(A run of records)
------------------------

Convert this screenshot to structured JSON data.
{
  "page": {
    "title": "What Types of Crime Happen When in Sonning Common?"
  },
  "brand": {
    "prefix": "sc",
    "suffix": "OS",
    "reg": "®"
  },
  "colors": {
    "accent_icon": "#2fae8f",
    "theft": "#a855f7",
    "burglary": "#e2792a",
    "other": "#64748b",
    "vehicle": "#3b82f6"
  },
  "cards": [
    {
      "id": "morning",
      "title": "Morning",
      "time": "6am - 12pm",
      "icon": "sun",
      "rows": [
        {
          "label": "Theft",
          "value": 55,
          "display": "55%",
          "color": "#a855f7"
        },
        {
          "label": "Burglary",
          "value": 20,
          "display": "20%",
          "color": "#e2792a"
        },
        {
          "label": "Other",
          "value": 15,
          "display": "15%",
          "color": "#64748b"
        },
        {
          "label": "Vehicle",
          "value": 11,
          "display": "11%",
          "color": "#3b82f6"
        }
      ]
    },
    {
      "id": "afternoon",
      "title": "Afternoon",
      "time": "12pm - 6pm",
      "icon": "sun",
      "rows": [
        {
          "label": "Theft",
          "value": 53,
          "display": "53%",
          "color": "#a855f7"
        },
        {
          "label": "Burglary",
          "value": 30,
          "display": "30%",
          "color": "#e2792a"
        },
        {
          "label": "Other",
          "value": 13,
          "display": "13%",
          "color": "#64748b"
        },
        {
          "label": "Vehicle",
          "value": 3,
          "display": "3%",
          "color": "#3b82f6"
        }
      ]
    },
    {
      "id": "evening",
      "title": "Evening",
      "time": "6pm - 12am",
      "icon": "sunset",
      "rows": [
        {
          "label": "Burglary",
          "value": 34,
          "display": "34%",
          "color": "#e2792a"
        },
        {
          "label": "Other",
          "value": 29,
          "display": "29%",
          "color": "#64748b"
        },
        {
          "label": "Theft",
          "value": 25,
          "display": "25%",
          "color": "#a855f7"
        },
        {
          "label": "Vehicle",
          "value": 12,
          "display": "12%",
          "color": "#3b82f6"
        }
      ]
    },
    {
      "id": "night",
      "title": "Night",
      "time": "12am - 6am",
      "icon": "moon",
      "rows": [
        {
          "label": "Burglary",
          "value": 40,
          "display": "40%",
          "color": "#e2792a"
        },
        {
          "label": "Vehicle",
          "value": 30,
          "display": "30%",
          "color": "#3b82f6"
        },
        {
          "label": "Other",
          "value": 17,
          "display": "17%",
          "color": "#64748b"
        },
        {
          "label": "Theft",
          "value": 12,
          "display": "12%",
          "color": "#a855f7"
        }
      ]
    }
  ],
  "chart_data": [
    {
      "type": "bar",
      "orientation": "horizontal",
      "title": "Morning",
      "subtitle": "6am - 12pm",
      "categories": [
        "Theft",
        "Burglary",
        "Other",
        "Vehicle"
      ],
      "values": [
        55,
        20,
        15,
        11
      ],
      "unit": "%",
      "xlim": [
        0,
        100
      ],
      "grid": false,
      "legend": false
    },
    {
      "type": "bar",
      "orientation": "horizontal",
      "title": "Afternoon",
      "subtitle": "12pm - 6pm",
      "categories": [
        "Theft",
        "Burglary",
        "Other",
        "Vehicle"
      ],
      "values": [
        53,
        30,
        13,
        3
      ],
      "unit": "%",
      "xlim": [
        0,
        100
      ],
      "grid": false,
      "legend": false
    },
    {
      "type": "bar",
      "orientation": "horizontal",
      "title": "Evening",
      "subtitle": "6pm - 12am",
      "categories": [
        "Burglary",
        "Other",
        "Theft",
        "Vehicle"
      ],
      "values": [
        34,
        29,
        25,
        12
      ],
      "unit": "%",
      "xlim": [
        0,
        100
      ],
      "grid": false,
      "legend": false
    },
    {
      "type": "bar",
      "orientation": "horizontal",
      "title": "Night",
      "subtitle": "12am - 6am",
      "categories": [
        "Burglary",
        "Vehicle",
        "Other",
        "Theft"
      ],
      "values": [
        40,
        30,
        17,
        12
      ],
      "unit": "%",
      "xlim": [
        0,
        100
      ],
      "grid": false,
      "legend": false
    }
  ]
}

------------------------

GOAL – Search the data for "time" and list every line in which it occurs.

RESULT OF THE EXERCISE –
      "time": "6am - 12pm",
      "time": "12pm - 6pm",
      "time": "6pm - 12am",
      "time": "12am - 6am",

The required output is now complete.